PROMPT
Images excluded, repeat each entry below exactly.

*** DATA

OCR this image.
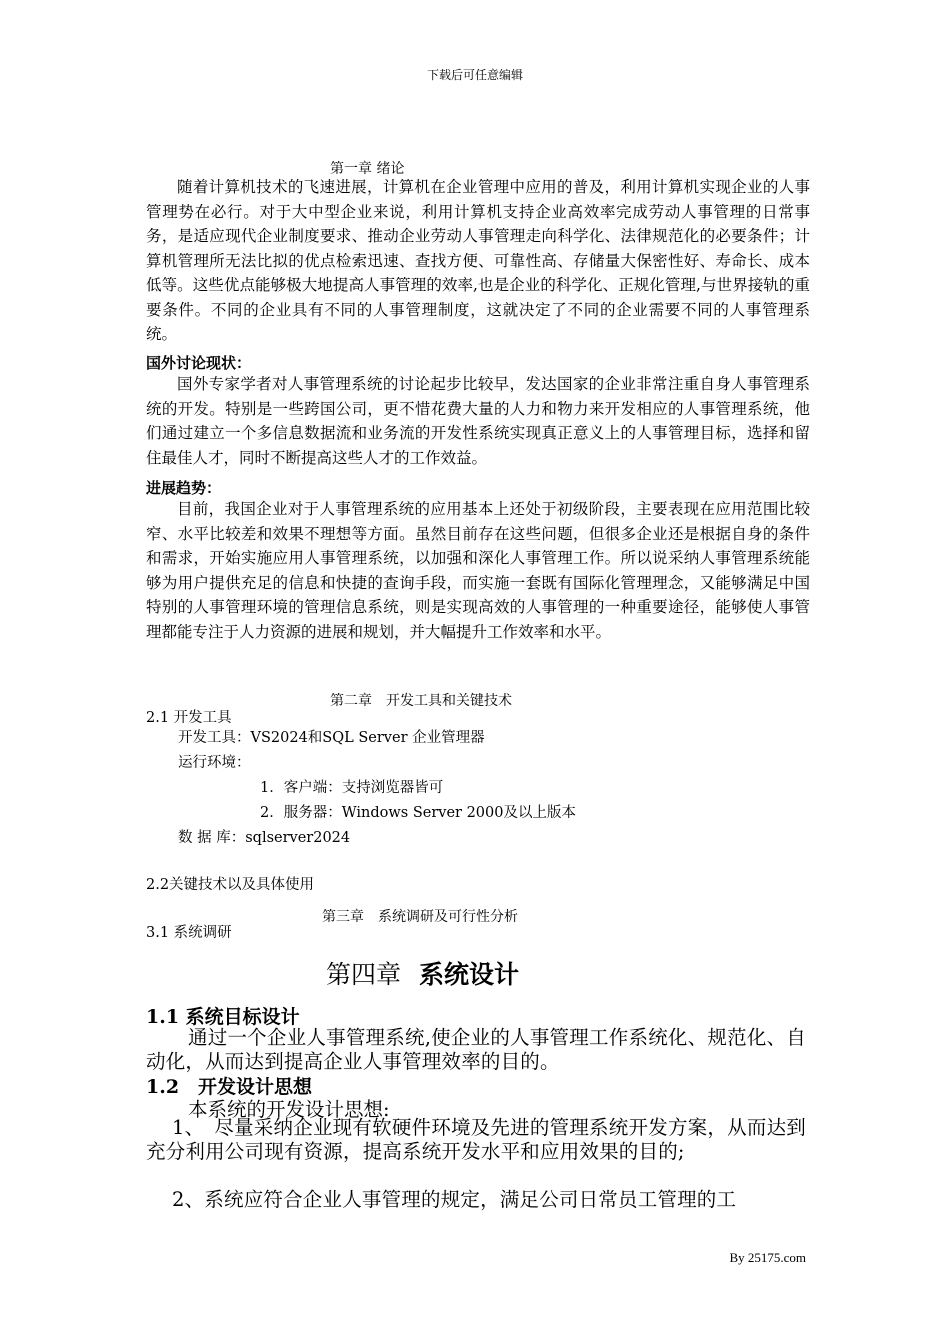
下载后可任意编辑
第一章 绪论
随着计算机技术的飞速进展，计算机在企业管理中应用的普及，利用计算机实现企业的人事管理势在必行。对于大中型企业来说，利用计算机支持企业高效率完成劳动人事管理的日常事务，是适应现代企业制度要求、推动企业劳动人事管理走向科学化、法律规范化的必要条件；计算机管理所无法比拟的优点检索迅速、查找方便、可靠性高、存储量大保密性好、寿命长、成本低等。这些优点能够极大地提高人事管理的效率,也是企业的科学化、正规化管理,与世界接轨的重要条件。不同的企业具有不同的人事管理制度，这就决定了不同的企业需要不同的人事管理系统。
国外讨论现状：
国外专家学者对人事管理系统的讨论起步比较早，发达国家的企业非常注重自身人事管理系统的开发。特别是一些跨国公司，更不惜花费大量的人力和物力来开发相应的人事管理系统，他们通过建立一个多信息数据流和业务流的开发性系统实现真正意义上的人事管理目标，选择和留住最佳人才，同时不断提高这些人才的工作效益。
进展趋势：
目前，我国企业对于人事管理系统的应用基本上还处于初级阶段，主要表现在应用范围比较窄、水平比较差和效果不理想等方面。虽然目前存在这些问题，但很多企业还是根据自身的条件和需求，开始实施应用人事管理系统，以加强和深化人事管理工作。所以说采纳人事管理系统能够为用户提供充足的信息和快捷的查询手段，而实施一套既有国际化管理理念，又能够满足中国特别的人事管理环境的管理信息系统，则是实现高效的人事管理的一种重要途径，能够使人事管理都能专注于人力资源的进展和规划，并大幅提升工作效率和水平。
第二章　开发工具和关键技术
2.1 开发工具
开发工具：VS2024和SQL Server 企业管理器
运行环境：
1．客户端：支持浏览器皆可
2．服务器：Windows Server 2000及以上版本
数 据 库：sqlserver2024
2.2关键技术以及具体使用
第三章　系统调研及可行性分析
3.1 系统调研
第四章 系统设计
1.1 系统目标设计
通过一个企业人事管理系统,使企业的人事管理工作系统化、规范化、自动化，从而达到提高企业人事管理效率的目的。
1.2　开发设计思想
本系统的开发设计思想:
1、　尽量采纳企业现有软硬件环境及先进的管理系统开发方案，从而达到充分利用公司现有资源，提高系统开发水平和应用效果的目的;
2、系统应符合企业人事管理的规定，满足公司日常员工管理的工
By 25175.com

******

WORKED ANSWER
OCR this image.
下载后可任意编辑
第一章 绪论
随着计算机技术的飞速进展，计算机在企业管理中应用的普及，利用计算机实现企业的人事管理势在必行。对于大中型企业来说，利用计算机支持企业高效率完成劳动人事管理的日常事务，是适应现代企业制度要求、推动企业劳动人事管理走向科学化、法律规范化的必要条件；计算机管理所无法比拟的优点检索迅速、查找方便、可靠性高、存储量大保密性好、寿命长、成本低等。这些优点能够极大地提高人事管理的效率,也是企业的科学化、正规化管理,与世界接轨的重要条件。不同的企业具有不同的人事管理制度，这就决定了不同的企业需要不同的人事管理系统。
国外讨论现状：
国外专家学者对人事管理系统的讨论起步比较早，发达国家的企业非常注重自身人事管理系统的开发。特别是一些跨国公司，更不惜花费大量的人力和物力来开发相应的人事管理系统，他们通过建立一个多信息数据流和业务流的开发性系统实现真正意义上的人事管理目标，选择和留住最佳人才，同时不断提高这些人才的工作效益。
进展趋势：
目前，我国企业对于人事管理系统的应用基本上还处于初级阶段，主要表现在应用范围比较窄、水平比较差和效果不理想等方面。虽然目前存在这些问题，但很多企业还是根据自身的条件和需求，开始实施应用人事管理系统，以加强和深化人事管理工作。所以说采纳人事管理系统能够为用户提供充足的信息和快捷的查询手段，而实施一套既有国际化管理理念，又能够满足中国特别的人事管理环境的管理信息系统，则是实现高效的人事管理的一种重要途径，能够使人事管理都能专注于人力资源的进展和规划，并大幅提升工作效率和水平。
第二章　开发工具和关键技术
2.1 开发工具
开发工具：VS2024和SQL Server 企业管理器
运行环境：
1．客户端：支持浏览器皆可
2．服务器：Windows Server 2000及以上版本
数 据 库：sqlserver2024
2.2关键技术以及具体使用
第三章　系统调研及可行性分析
3.1 系统调研
第四章 系统设计
1.1 系统目标设计
通过一个企业人事管理系统,使企业的人事管理工作系统化、规范化、自动化，从而达到提高企业人事管理效率的目的。
1.2　开发设计思想
本系统的开发设计思想:
1、　尽量采纳企业现有软硬件环境及先进的管理系统开发方案，从而达到充分利用公司现有资源，提高系统开发水平和应用效果的目的;
2、系统应符合企业人事管理的规定，满足公司日常员工管理的工
By 25175.com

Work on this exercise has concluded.